*** EXTRACTED INFORMATION
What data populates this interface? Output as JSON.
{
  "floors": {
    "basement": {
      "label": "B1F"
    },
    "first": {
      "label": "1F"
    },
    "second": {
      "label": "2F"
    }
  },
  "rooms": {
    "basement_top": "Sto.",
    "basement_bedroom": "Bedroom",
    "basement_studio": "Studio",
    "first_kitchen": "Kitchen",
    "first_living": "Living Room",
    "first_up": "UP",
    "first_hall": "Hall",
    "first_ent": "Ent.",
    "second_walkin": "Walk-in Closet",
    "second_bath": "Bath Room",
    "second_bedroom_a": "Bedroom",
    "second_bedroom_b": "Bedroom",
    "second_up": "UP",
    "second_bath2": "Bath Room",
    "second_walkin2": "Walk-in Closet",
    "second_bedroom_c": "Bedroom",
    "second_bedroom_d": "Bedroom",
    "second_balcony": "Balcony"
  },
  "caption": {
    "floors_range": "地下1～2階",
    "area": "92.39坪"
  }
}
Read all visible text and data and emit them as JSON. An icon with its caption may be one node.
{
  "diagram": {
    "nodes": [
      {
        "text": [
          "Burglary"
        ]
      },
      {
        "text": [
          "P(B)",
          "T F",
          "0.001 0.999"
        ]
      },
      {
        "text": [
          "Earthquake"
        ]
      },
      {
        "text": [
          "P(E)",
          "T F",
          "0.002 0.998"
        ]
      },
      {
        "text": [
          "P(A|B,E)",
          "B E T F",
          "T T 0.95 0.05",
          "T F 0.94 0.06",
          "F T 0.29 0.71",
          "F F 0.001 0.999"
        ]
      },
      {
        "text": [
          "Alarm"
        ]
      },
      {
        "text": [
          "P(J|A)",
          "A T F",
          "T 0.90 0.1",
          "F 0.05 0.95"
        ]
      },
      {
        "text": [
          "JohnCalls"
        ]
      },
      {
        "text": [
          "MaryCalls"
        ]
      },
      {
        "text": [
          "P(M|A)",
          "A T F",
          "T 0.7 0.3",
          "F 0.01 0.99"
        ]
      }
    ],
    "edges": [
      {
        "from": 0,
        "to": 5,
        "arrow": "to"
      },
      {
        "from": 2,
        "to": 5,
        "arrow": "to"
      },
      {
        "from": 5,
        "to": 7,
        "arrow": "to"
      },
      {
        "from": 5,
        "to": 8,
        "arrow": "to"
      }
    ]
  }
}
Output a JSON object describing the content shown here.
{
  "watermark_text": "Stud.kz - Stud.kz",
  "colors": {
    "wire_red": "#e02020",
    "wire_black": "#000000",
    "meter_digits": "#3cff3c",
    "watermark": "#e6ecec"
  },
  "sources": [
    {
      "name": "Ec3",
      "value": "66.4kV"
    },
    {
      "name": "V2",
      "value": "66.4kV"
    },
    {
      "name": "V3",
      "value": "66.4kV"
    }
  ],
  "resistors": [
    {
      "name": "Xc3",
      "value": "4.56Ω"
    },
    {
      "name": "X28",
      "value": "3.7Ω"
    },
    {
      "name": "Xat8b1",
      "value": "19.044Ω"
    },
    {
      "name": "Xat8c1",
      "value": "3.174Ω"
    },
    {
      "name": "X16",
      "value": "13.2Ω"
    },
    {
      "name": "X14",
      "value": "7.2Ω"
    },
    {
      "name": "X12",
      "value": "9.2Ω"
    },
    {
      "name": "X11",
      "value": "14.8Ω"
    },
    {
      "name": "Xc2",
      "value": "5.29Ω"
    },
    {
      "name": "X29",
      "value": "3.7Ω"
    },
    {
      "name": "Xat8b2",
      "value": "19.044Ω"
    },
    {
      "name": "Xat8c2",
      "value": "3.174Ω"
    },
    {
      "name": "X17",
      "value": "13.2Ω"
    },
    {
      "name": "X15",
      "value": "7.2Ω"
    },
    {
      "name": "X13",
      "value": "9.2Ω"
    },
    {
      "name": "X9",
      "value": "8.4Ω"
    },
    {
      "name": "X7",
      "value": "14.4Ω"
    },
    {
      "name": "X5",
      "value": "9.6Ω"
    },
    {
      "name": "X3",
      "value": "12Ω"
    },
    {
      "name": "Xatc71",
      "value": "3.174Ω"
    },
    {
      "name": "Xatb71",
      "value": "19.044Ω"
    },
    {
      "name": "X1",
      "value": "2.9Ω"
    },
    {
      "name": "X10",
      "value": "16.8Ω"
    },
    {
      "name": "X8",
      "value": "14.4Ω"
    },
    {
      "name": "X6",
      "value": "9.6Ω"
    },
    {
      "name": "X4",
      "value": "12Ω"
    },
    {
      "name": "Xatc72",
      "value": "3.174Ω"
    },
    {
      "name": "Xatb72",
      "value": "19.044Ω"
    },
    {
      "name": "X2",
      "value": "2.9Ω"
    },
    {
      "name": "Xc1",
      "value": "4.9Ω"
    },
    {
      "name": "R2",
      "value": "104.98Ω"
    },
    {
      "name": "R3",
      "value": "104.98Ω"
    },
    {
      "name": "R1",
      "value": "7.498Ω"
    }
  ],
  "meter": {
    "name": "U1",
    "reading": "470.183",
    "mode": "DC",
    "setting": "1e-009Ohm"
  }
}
******
→ **WHAT IS NEEDED**
Write the entries again, exactly as they stand.

→ **SOLUTION**
What data populates this interface? Output as JSON.
{
  "floors": {
    "basement": {
      "label": "B1F"
    },
    "first": {
      "label": "1F"
    },
    "second": {
      "label": "2F"
    }
  },
  "rooms": {
    "basement_top": "Sto.",
    "basement_bedroom": "Bedroom",
    "basement_studio": "Studio",
    "first_kitchen": "Kitchen",
    "first_living": "Living Room",
    "first_up": "UP",
    "first_hall": "Hall",
    "first_ent": "Ent.",
    "second_walkin": "Walk-in Closet",
    "second_bath": "Bath Room",
    "second_bedroom_a": "Bedroom",
    "second_bedroom_b": "Bedroom",
    "second_up": "UP",
    "second_bath2": "Bath Room",
    "second_walkin2": "Walk-in Closet",
    "second_bedroom_c": "Bedroom",
    "second_bedroom_d": "Bedroom",
    "second_balcony": "Balcony"
  },
  "caption": {
    "floors_range": "地下1～2階",
    "area": "92.39坪"
  }
}
Read all visible text and data and emit them as JSON. An icon with its caption may be one node.
{
  "diagram": {
    "nodes": [
      {
        "text": [
          "Burglary"
        ]
      },
      {
        "text": [
          "P(B)",
          "T F",
          "0.001 0.999"
        ]
      },
      {
        "text": [
          "Earthquake"
        ]
      },
      {
        "text": [
          "P(E)",
          "T F",
          "0.002 0.998"
        ]
      },
      {
        "text": [
          "P(A|B,E)",
          "B E T F",
          "T T 0.95 0.05",
          "T F 0.94 0.06",
          "F T 0.29 0.71",
          "F F 0.001 0.999"
        ]
      },
      {
        "text": [
          "Alarm"
        ]
      },
      {
        "text": [
          "P(J|A)",
          "A T F",
          "T 0.90 0.1",
          "F 0.05 0.95"
        ]
      },
      {
        "text": [
          "JohnCalls"
        ]
      },
      {
        "text": [
          "MaryCalls"
        ]
      },
      {
        "text": [
          "P(M|A)",
          "A T F",
          "T 0.7 0.3",
          "F 0.01 0.99"
        ]
      }
    ],
    "edges": [
      {
        "from": 0,
        "to": 5,
        "arrow": "to"
      },
      {
        "from": 2,
        "to": 5,
        "arrow": "to"
      },
      {
        "from": 5,
        "to": 7,
        "arrow": "to"
      },
      {
        "from": 5,
        "to": 8,
        "arrow": "to"
      }
    ]
  }
}
Output a JSON object describing the content shown here.
{
  "watermark_text": "Stud.kz - Stud.kz",
  "colors": {
    "wire_red": "#e02020",
    "wire_black": "#000000",
    "meter_digits": "#3cff3c",
    "watermark": "#e6ecec"
  },
  "sources": [
    {
      "name": "Ec3",
      "value": "66.4kV"
    },
    {
      "name": "V2",
      "value": "66.4kV"
    },
    {
      "name": "V3",
      "value": "66.4kV"
    }
  ],
  "resistors": [
    {
      "name": "Xc3",
      "value": "4.56Ω"
    },
    {
      "name": "X28",
      "value": "3.7Ω"
    },
    {
      "name": "Xat8b1",
      "value": "19.044Ω"
    },
    {
      "name": "Xat8c1",
      "value": "3.174Ω"
    },
    {
      "name": "X16",
      "value": "13.2Ω"
    },
    {
      "name": "X14",
      "value": "7.2Ω"
    },
    {
      "name": "X12",
      "value": "9.2Ω"
    },
    {
      "name": "X11",
      "value": "14.8Ω"
    },
    {
      "name": "Xc2",
      "value": "5.29Ω"
    },
    {
      "name": "X29",
      "value": "3.7Ω"
    },
    {
      "name": "Xat8b2",
      "value": "19.044Ω"
    },
    {
      "name": "Xat8c2",
      "value": "3.174Ω"
    },
    {
      "name": "X17",
      "value": "13.2Ω"
    },
    {
      "name": "X15",
      "value": "7.2Ω"
    },
    {
      "name": "X13",
      "value": "9.2Ω"
    },
    {
      "name": "X9",
      "value": "8.4Ω"
    },
    {
      "name": "X7",
      "value": "14.4Ω"
    },
    {
      "name": "X5",
      "value": "9.6Ω"
    },
    {
      "name": "X3",
      "value": "12Ω"
    },
    {
      "name": "Xatc71",
      "value": "3.174Ω"
    },
    {
      "name": "Xatb71",
      "value": "19.044Ω"
    },
    {
      "name": "X1",
      "value": "2.9Ω"
    },
    {
      "name": "X10",
      "value": "16.8Ω"
    },
    {
      "name": "X8",
      "value": "14.4Ω"
    },
    {
      "name": "X6",
      "value": "9.6Ω"
    },
    {
      "name": "X4",
      "value": "12Ω"
    },
    {
      "name": "Xatc72",
      "value": "3.174Ω"
    },
    {
      "name": "Xatb72",
      "value": "19.044Ω"
    },
    {
      "name": "X2",
      "value": "2.9Ω"
    },
    {
      "name": "Xc1",
      "value": "4.9Ω"
    },
    {
      "name": "R2",
      "value": "104.98Ω"
    },
    {
      "name": "R3",
      "value": "104.98Ω"
    },
    {
      "name": "R1",
      "value": "7.498Ω"
    }
  ],
  "meter": {
    "name": "U1",
    "reading": "470.183",
    "mode": "DC",
    "setting": "1e-009Ohm"
  }
}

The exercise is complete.